Your task is to output the entries below word for word.
## Begin RECORD SET
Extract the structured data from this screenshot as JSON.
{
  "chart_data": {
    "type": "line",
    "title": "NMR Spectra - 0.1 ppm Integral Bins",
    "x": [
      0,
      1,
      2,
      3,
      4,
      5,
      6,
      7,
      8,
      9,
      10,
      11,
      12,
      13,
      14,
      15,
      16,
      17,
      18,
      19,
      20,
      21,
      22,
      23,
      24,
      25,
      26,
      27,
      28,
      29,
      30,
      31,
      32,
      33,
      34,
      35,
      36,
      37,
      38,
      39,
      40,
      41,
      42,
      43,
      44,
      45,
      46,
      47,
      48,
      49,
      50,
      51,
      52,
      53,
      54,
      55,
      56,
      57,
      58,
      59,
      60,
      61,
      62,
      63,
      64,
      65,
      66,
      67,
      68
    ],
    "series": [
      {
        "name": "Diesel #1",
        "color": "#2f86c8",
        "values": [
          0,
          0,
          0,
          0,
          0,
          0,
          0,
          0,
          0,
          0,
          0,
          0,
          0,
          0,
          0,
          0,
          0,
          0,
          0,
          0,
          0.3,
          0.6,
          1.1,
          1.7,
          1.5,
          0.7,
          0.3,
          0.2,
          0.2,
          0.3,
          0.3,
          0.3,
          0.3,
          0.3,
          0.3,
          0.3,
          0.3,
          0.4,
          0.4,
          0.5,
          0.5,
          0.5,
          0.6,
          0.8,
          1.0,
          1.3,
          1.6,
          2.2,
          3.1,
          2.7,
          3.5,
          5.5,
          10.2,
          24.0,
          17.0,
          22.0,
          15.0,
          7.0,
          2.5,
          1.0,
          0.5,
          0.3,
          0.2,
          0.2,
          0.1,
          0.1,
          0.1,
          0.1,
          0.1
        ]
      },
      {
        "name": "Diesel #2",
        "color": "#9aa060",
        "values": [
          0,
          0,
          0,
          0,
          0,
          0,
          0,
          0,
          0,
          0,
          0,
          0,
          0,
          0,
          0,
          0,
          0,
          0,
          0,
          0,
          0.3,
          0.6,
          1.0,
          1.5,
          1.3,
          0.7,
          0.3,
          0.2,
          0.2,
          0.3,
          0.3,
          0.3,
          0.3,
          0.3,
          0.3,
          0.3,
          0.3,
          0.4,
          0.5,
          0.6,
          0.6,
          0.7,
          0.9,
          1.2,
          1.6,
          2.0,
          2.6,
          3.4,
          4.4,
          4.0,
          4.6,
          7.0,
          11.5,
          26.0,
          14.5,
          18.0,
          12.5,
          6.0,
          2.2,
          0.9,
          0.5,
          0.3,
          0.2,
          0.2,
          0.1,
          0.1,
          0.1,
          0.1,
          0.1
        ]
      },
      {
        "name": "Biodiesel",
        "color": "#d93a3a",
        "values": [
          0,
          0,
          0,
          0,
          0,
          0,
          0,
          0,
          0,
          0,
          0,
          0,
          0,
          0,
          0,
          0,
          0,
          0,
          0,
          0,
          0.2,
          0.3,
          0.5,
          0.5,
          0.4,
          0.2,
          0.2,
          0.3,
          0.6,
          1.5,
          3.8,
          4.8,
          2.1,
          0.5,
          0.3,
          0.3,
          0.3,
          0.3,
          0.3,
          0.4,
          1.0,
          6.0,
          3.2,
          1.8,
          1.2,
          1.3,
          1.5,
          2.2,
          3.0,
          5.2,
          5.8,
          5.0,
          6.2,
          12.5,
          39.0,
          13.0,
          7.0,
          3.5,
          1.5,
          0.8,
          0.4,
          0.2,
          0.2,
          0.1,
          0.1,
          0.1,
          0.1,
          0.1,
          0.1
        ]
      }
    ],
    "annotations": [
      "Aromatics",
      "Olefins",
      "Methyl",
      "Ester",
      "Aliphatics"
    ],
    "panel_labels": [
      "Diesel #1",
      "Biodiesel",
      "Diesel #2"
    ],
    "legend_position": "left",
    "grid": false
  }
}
## End RECORD SET
**IN RESPONSE**
Extract the structured data from this screenshot as JSON.
{
  "chart_data": {
    "type": "line",
    "title": "NMR Spectra - 0.1 ppm Integral Bins",
    "x": [
      0,
      1,
      2,
      3,
      4,
      5,
      6,
      7,
      8,
      9,
      10,
      11,
      12,
      13,
      14,
      15,
      16,
      17,
      18,
      19,
      20,
      21,
      22,
      23,
      24,
      25,
      26,
      27,
      28,
      29,
      30,
      31,
      32,
      33,
      34,
      35,
      36,
      37,
      38,
      39,
      40,
      41,
      42,
      43,
      44,
      45,
      46,
      47,
      48,
      49,
      50,
      51,
      52,
      53,
      54,
      55,
      56,
      57,
      58,
      59,
      60,
      61,
      62,
      63,
      64,
      65,
      66,
      67,
      68
    ],
    "series": [
      {
        "name": "Diesel #1",
        "color": "#2f86c8",
        "values": [
          0,
          0,
          0,
          0,
          0,
          0,
          0,
          0,
          0,
          0,
          0,
          0,
          0,
          0,
          0,
          0,
          0,
          0,
          0,
          0,
          0.3,
          0.6,
          1.1,
          1.7,
          1.5,
          0.7,
          0.3,
          0.2,
          0.2,
          0.3,
          0.3,
          0.3,
          0.3,
          0.3,
          0.3,
          0.3,
          0.3,
          0.4,
          0.4,
          0.5,
          0.5,
          0.5,
          0.6,
          0.8,
          1.0,
          1.3,
          1.6,
          2.2,
          3.1,
          2.7,
          3.5,
          5.5,
          10.2,
          24.0,
          17.0,
          22.0,
          15.0,
          7.0,
          2.5,
          1.0,
          0.5,
          0.3,
          0.2,
          0.2,
          0.1,
          0.1,
          0.1,
          0.1,
          0.1
        ]
      },
      {
        "name": "Diesel #2",
        "color": "#9aa060",
        "values": [
          0,
          0,
          0,
          0,
          0,
          0,
          0,
          0,
          0,
          0,
          0,
          0,
          0,
          0,
          0,
          0,
          0,
          0,
          0,
          0,
          0.3,
          0.6,
          1.0,
          1.5,
          1.3,
          0.7,
          0.3,
          0.2,
          0.2,
          0.3,
          0.3,
          0.3,
          0.3,
          0.3,
          0.3,
          0.3,
          0.3,
          0.4,
          0.5,
          0.6,
          0.6,
          0.7,
          0.9,
          1.2,
          1.6,
          2.0,
          2.6,
          3.4,
          4.4,
          4.0,
          4.6,
          7.0,
          11.5,
          26.0,
          14.5,
          18.0,
          12.5,
          6.0,
          2.2,
          0.9,
          0.5,
          0.3,
          0.2,
          0.2,
          0.1,
          0.1,
          0.1,
          0.1,
          0.1
        ]
      },
      {
        "name": "Biodiesel",
        "color": "#d93a3a",
        "values": [
          0,
          0,
          0,
          0,
          0,
          0,
          0,
          0,
          0,
          0,
          0,
          0,
          0,
          0,
          0,
          0,
          0,
          0,
          0,
          0,
          0.2,
          0.3,
          0.5,
          0.5,
          0.4,
          0.2,
          0.2,
          0.3,
          0.6,
          1.5,
          3.8,
          4.8,
          2.1,
          0.5,
          0.3,
          0.3,
          0.3,
          0.3,
          0.3,
          0.4,
          1.0,
          6.0,
          3.2,
          1.8,
          1.2,
          1.3,
          1.5,
          2.2,
          3.0,
          5.2,
          5.8,
          5.0,
          6.2,
          12.5,
          39.0,
          13.0,
          7.0,
          3.5,
          1.5,
          0.8,
          0.4,
          0.2,
          0.2,
          0.1,
          0.1,
          0.1,
          0.1,
          0.1,
          0.1
        ]
      }
    ],
    "annotations": [
      "Aromatics",
      "Olefins",
      "Methyl",
      "Ester",
      "Aliphatics"
    ],
    "panel_labels": [
      "Diesel #1",
      "Biodiesel",
      "Diesel #2"
    ],
    "legend_position": "left",
    "grid": false
  }
}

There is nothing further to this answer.